LISTED RECORDS:
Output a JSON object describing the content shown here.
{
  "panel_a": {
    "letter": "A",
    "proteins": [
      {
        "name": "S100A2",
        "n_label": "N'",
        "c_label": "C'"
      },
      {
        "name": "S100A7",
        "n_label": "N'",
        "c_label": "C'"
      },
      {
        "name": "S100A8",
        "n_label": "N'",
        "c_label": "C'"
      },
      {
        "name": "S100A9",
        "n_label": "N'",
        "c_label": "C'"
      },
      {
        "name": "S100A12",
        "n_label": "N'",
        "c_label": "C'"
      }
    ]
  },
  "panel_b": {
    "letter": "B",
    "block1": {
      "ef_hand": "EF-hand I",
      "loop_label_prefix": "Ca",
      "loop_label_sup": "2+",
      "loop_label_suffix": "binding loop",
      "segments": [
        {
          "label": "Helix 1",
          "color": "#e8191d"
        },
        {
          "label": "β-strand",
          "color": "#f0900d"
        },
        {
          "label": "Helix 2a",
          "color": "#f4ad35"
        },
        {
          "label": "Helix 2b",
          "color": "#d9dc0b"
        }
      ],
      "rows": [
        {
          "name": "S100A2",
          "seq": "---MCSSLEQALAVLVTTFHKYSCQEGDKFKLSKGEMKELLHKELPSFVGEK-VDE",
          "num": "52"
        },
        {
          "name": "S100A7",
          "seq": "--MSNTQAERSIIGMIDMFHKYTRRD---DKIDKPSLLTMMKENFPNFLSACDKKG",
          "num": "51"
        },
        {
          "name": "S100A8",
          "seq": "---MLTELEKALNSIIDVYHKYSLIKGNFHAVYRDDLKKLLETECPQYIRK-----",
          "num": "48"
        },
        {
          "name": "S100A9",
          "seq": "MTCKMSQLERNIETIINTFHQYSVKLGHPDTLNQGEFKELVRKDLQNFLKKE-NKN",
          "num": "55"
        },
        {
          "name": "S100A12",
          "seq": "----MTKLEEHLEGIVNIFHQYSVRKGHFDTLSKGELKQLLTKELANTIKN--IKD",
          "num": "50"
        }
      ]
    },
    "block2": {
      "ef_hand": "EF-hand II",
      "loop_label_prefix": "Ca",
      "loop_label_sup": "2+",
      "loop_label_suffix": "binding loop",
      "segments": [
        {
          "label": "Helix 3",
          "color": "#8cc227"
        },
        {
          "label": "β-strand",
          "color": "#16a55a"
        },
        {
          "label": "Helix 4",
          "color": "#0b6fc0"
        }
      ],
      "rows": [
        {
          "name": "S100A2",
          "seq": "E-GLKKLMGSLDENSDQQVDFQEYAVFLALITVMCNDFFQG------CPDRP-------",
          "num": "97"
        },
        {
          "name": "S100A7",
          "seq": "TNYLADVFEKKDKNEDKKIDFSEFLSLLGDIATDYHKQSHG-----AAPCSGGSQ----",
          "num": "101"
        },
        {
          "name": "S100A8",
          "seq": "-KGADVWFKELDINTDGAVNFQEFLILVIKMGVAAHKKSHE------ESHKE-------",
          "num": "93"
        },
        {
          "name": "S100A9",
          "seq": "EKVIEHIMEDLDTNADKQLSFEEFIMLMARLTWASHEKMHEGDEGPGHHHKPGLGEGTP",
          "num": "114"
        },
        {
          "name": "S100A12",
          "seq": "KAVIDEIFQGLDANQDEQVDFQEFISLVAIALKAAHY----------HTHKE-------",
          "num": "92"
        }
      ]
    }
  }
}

TASK: Please give the listing above one more time, exactly as it reads.

YOUR RESPONSE:
Output a JSON object describing the content shown here.
{
  "panel_a": {
    "letter": "A",
    "proteins": [
      {
        "name": "S100A2",
        "n_label": "N'",
        "c_label": "C'"
      },
      {
        "name": "S100A7",
        "n_label": "N'",
        "c_label": "C'"
      },
      {
        "name": "S100A8",
        "n_label": "N'",
        "c_label": "C'"
      },
      {
        "name": "S100A9",
        "n_label": "N'",
        "c_label": "C'"
      },
      {
        "name": "S100A12",
        "n_label": "N'",
        "c_label": "C'"
      }
    ]
  },
  "panel_b": {
    "letter": "B",
    "block1": {
      "ef_hand": "EF-hand I",
      "loop_label_prefix": "Ca",
      "loop_label_sup": "2+",
      "loop_label_suffix": "binding loop",
      "segments": [
        {
          "label": "Helix 1",
          "color": "#e8191d"
        },
        {
          "label": "β-strand",
          "color": "#f0900d"
        },
        {
          "label": "Helix 2a",
          "color": "#f4ad35"
        },
        {
          "label": "Helix 2b",
          "color": "#d9dc0b"
        }
      ],
      "rows": [
        {
          "name": "S100A2",
          "seq": "---MCSSLEQALAVLVTTFHKYSCQEGDKFKLSKGEMKELLHKELPSFVGEK-VDE",
          "num": "52"
        },
        {
          "name": "S100A7",
          "seq": "--MSNTQAERSIIGMIDMFHKYTRRD---DKIDKPSLLTMMKENFPNFLSACDKKG",
          "num": "51"
        },
        {
          "name": "S100A8",
          "seq": "---MLTELEKALNSIIDVYHKYSLIKGNFHAVYRDDLKKLLETECPQYIRK-----",
          "num": "48"
        },
        {
          "name": "S100A9",
          "seq": "MTCKMSQLERNIETIINTFHQYSVKLGHPDTLNQGEFKELVRKDLQNFLKKE-NKN",
          "num": "55"
        },
        {
          "name": "S100A12",
          "seq": "----MTKLEEHLEGIVNIFHQYSVRKGHFDTLSKGELKQLLTKELANTIKN--IKD",
          "num": "50"
        }
      ]
    },
    "block2": {
      "ef_hand": "EF-hand II",
      "loop_label_prefix": "Ca",
      "loop_label_sup": "2+",
      "loop_label_suffix": "binding loop",
      "segments": [
        {
          "label": "Helix 3",
          "color": "#8cc227"
        },
        {
          "label": "β-strand",
          "color": "#16a55a"
        },
        {
          "label": "Helix 4",
          "color": "#0b6fc0"
        }
      ],
      "rows": [
        {
          "name": "S100A2",
          "seq": "E-GLKKLMGSLDENSDQQVDFQEYAVFLALITVMCNDFFQG------CPDRP-------",
          "num": "97"
        },
        {
          "name": "S100A7",
          "seq": "TNYLADVFEKKDKNEDKKIDFSEFLSLLGDIATDYHKQSHG-----AAPCSGGSQ----",
          "num": "101"
        },
        {
          "name": "S100A8",
          "seq": "-KGADVWFKELDINTDGAVNFQEFLILVIKMGVAAHKKSHE------ESHKE-------",
          "num": "93"
        },
        {
          "name": "S100A9",
          "seq": "EKVIEHIMEDLDTNADKQLSFEEFIMLMARLTWASHEKMHEGDEGPGHHHKPGLGEGTP",
          "num": "114"
        },
        {
          "name": "S100A12",
          "seq": "KAVIDEIFQGLDANQDEQVDFQEFISLVAIALKAAHY----------HTHKE-------",
          "num": "92"
        }
      ]
    }
  }
}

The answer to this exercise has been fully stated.